_Work to be completed_.
Repeat the records below exactly as they appear.

_Data supplied_.
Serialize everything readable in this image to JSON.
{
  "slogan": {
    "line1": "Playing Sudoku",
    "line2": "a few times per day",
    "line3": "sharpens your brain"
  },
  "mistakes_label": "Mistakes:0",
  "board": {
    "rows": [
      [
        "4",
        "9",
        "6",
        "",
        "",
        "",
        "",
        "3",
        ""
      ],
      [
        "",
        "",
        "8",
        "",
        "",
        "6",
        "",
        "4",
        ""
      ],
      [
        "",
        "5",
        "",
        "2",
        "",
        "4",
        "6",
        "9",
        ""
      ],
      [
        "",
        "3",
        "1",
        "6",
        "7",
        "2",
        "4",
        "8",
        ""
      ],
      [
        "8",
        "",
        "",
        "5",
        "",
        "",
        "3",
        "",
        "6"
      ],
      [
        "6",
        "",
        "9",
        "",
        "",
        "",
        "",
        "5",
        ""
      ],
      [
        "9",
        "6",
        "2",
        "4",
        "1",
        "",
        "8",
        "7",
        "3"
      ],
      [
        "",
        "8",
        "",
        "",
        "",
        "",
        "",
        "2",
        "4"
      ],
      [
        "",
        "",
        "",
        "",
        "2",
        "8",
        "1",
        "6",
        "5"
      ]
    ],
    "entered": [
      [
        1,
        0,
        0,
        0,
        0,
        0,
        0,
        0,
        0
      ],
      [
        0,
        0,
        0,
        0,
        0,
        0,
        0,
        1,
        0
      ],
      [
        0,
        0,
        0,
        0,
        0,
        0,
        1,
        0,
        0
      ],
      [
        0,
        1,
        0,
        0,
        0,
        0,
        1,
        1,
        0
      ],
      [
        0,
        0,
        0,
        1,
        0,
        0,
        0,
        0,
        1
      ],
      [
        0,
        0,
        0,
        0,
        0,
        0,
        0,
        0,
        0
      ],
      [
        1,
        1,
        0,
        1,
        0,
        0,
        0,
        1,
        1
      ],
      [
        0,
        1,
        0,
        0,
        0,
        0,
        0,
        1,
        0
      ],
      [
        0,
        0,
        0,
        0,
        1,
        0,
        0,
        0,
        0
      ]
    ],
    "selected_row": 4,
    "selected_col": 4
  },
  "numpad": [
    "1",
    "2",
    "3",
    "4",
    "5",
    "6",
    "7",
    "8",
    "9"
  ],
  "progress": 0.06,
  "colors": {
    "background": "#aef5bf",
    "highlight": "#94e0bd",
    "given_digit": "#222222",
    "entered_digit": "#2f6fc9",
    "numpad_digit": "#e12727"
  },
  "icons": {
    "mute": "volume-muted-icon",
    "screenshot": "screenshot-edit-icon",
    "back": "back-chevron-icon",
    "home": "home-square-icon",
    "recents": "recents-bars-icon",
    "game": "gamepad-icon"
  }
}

_Problem solution_.
Serialize everything readable in this image to JSON.
{
  "slogan": {
    "line1": "Playing Sudoku",
    "line2": "a few times per day",
    "line3": "sharpens your brain"
  },
  "mistakes_label": "Mistakes:0",
  "board": {
    "rows": [
      [
        "4",
        "9",
        "6",
        "",
        "",
        "",
        "",
        "3",
        ""
      ],
      [
        "",
        "",
        "8",
        "",
        "",
        "6",
        "",
        "4",
        ""
      ],
      [
        "",
        "5",
        "",
        "2",
        "",
        "4",
        "6",
        "9",
        ""
      ],
      [
        "",
        "3",
        "1",
        "6",
        "7",
        "2",
        "4",
        "8",
        ""
      ],
      [
        "8",
        "",
        "",
        "5",
        "",
        "",
        "3",
        "",
        "6"
      ],
      [
        "6",
        "",
        "9",
        "",
        "",
        "",
        "",
        "5",
        ""
      ],
      [
        "9",
        "6",
        "2",
        "4",
        "1",
        "",
        "8",
        "7",
        "3"
      ],
      [
        "",
        "8",
        "",
        "",
        "",
        "",
        "",
        "2",
        "4"
      ],
      [
        "",
        "",
        "",
        "",
        "2",
        "8",
        "1",
        "6",
        "5"
      ]
    ],
    "entered": [
      [
        1,
        0,
        0,
        0,
        0,
        0,
        0,
        0,
        0
      ],
      [
        0,
        0,
        0,
        0,
        0,
        0,
        0,
        1,
        0
      ],
      [
        0,
        0,
        0,
        0,
        0,
        0,
        1,
        0,
        0
      ],
      [
        0,
        1,
        0,
        0,
        0,
        0,
        1,
        1,
        0
      ],
      [
        0,
        0,
        0,
        1,
        0,
        0,
        0,
        0,
        1
      ],
      [
        0,
        0,
        0,
        0,
        0,
        0,
        0,
        0,
        0
      ],
      [
        1,
        1,
        0,
        1,
        0,
        0,
        0,
        1,
        1
      ],
      [
        0,
        1,
        0,
        0,
        0,
        0,
        0,
        1,
        0
      ],
      [
        0,
        0,
        0,
        0,
        1,
        0,
        0,
        0,
        0
      ]
    ],
    "selected_row": 4,
    "selected_col": 4
  },
  "numpad": [
    "1",
    "2",
    "3",
    "4",
    "5",
    "6",
    "7",
    "8",
    "9"
  ],
  "progress": 0.06,
  "colors": {
    "background": "#aef5bf",
    "highlight": "#94e0bd",
    "given_digit": "#222222",
    "entered_digit": "#2f6fc9",
    "numpad_digit": "#e12727"
  },
  "icons": {
    "mute": "volume-muted-icon",
    "screenshot": "screenshot-edit-icon",
    "back": "back-chevron-icon",
    "home": "home-square-icon",
    "recents": "recents-bars-icon",
    "game": "gamepad-icon"
  }
}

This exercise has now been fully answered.